*Exercise description*.
Please write the listing below out again exactly, leaving every picture behind.

◇ ◇ ◇ ◇ ◇

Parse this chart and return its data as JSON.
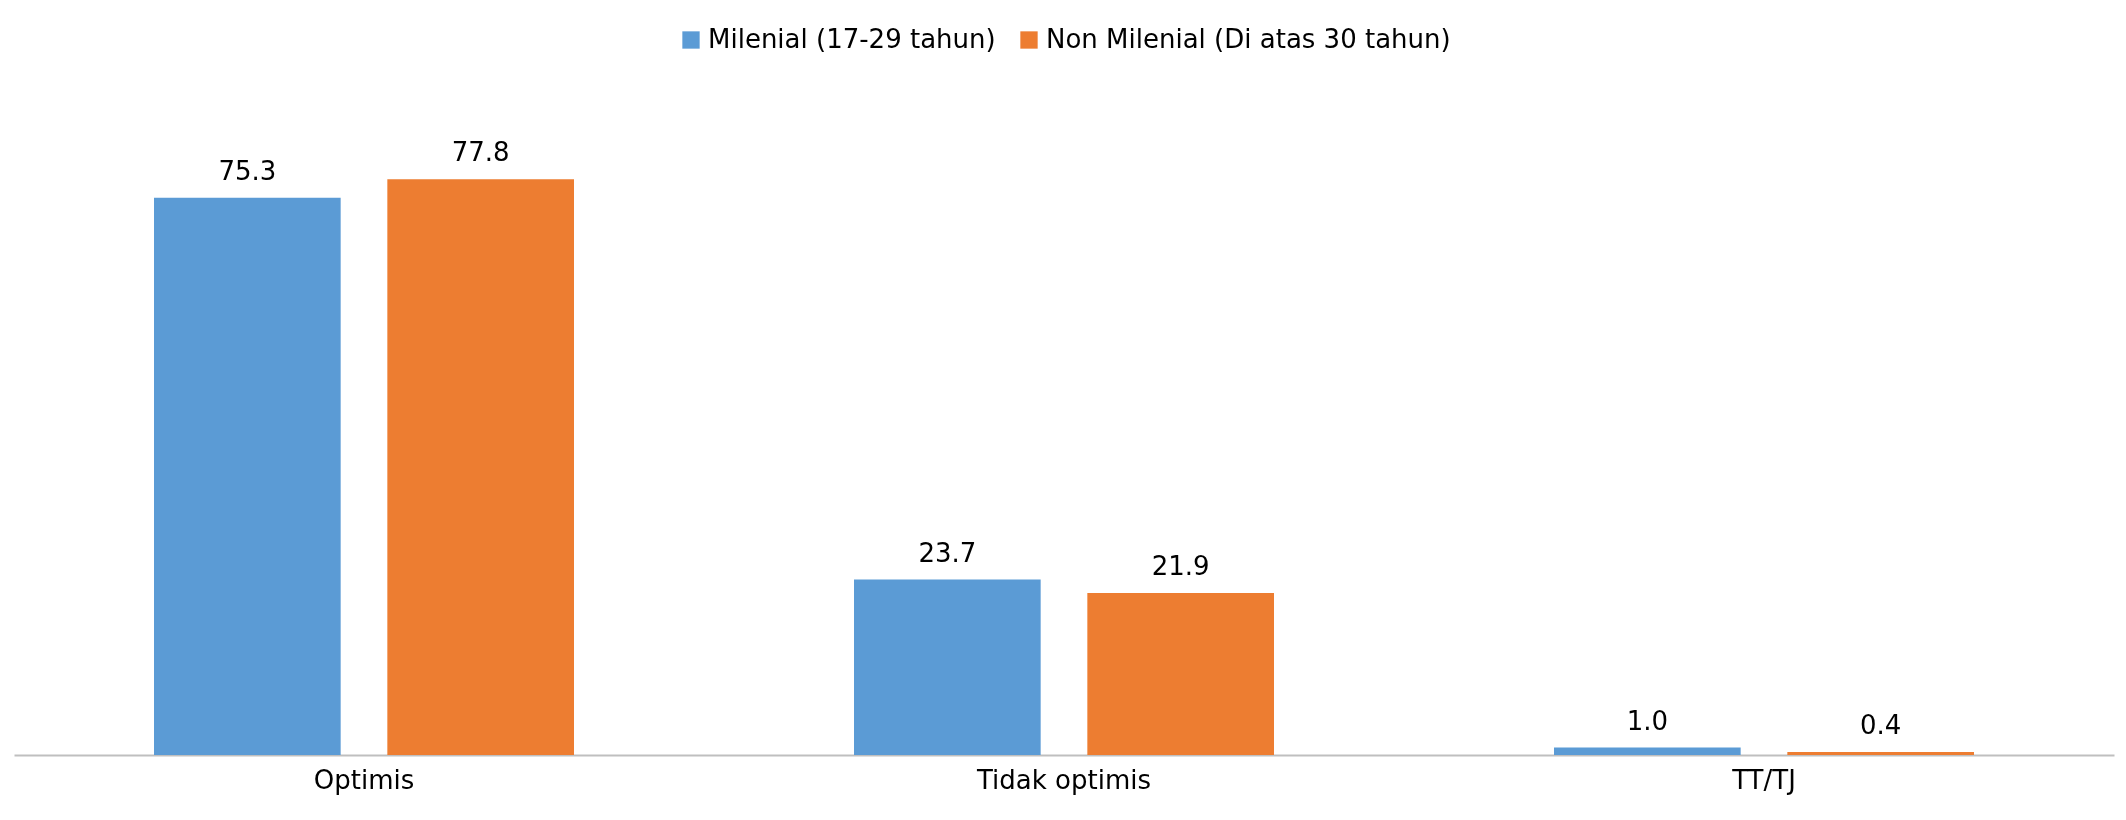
{
  "chart_data": {
    "type": "bar",
    "categories": [
      "Optimis",
      "Tidak optimis",
      "TT/TJ"
    ],
    "series": [
      {
        "name": "Milenial (17-29 tahun)",
        "color": "#5b9bd5",
        "values": [
          75.3,
          23.7,
          1.0
        ],
        "value_labels": [
          "75.3",
          "23.7",
          "1.0"
        ]
      },
      {
        "name": "Non Milenial (Di atas 30 tahun)",
        "color": "#ed7d31",
        "values": [
          77.8,
          21.9,
          0.4
        ],
        "value_labels": [
          "77.8",
          "21.9",
          "0.4"
        ]
      }
    ],
    "legend": "top",
    "tick_labels": "x"
  }
}
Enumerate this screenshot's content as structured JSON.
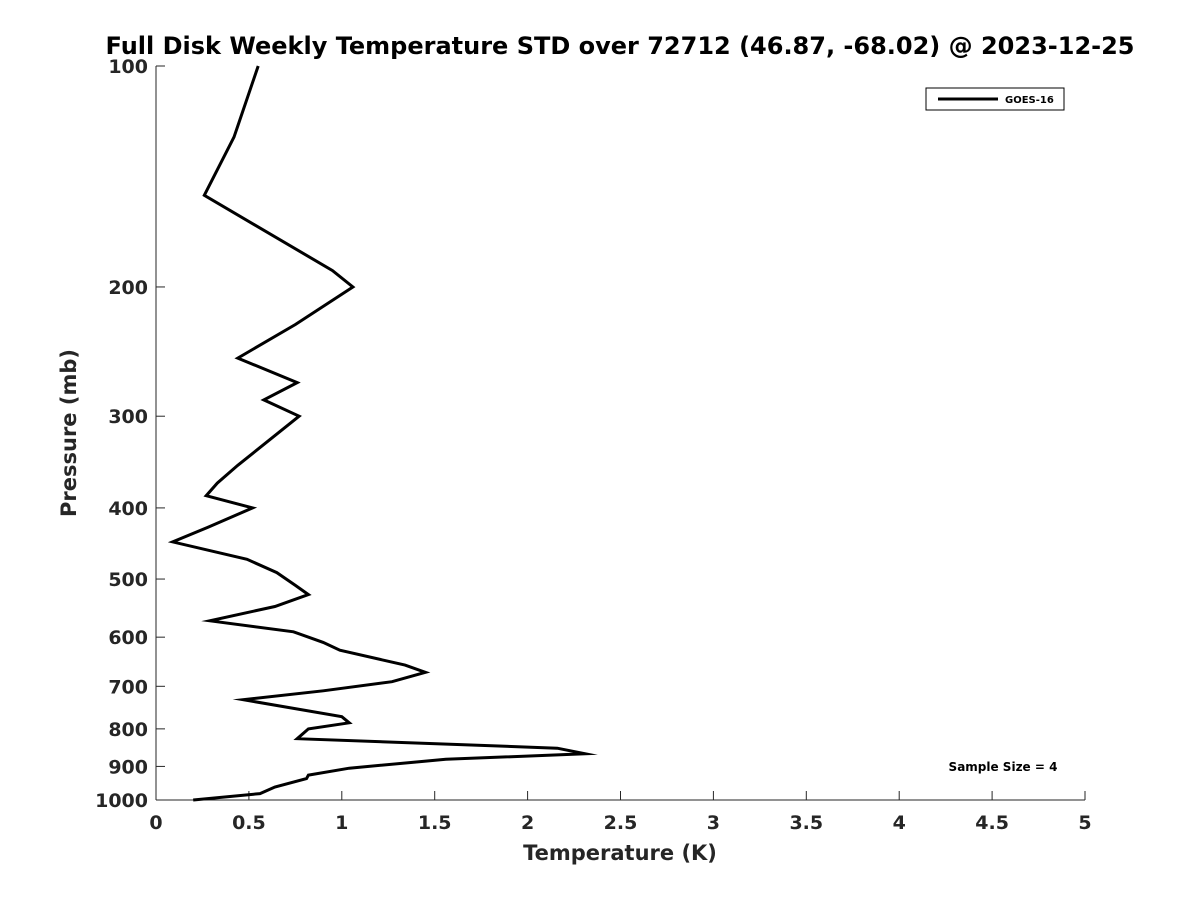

◇ ◇ ◇ ◇ ◇

*Expected answer*.
Parse this chart and return its data as JSON.
{
  "chart_data": {
    "type": "bar",
    "categories": [
      "Optimis",
      "Tidak optimis",
      "TT/TJ"
    ],
    "series": [
      {
        "name": "Milenial (17-29 tahun)",
        "color": "#5b9bd5",
        "values": [
          75.3,
          23.7,
          1.0
        ],
        "value_labels": [
          "75.3",
          "23.7",
          "1.0"
        ]
      },
      {
        "name": "Non Milenial (Di atas 30 tahun)",
        "color": "#ed7d31",
        "values": [
          77.8,
          21.9,
          0.4
        ],
        "value_labels": [
          "77.8",
          "21.9",
          "0.4"
        ]
      }
    ],
    "legend": "top",
    "tick_labels": "x"
  }
}
Enumerate this screenshot's content as structured JSON.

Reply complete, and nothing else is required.